— Set task —
Check each line of the listing below for the string "indicator", and give only how many lines hold it.
Start of Supplied data
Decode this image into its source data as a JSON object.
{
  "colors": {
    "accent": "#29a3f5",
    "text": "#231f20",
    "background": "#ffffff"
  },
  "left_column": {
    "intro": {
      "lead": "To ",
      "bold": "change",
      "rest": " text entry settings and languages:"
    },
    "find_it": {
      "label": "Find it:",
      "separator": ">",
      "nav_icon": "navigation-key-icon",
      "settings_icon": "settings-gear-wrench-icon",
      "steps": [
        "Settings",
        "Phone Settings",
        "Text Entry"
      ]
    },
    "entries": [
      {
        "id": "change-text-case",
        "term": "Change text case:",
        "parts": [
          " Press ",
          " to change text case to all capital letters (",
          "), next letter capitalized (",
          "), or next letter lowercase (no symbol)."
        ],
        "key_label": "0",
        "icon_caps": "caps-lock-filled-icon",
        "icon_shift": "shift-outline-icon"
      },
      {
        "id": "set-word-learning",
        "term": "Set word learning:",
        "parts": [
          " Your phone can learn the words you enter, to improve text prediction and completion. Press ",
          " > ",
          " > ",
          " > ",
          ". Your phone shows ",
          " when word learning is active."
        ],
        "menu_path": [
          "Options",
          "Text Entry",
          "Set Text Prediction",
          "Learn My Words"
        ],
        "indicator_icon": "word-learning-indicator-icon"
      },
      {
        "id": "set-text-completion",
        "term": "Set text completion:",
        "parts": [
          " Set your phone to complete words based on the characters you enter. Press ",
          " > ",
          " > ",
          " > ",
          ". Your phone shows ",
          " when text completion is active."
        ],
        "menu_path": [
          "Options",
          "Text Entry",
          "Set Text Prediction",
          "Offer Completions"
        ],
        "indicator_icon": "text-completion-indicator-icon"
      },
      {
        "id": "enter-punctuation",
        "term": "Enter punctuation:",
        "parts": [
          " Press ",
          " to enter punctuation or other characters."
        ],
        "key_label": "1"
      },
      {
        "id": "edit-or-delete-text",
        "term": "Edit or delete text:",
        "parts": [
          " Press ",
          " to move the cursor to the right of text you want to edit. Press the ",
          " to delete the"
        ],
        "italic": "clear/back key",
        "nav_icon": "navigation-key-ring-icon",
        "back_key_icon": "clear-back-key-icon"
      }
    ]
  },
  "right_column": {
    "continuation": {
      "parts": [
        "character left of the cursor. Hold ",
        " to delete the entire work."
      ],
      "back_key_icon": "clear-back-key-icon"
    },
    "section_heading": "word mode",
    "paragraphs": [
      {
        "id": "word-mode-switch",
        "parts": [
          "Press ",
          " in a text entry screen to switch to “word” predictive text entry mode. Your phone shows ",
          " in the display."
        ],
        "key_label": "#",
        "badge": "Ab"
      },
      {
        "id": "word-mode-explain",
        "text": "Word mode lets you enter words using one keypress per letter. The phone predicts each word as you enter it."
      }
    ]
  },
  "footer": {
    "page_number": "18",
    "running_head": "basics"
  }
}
End of Supplied data
— Solution for this exercise —
2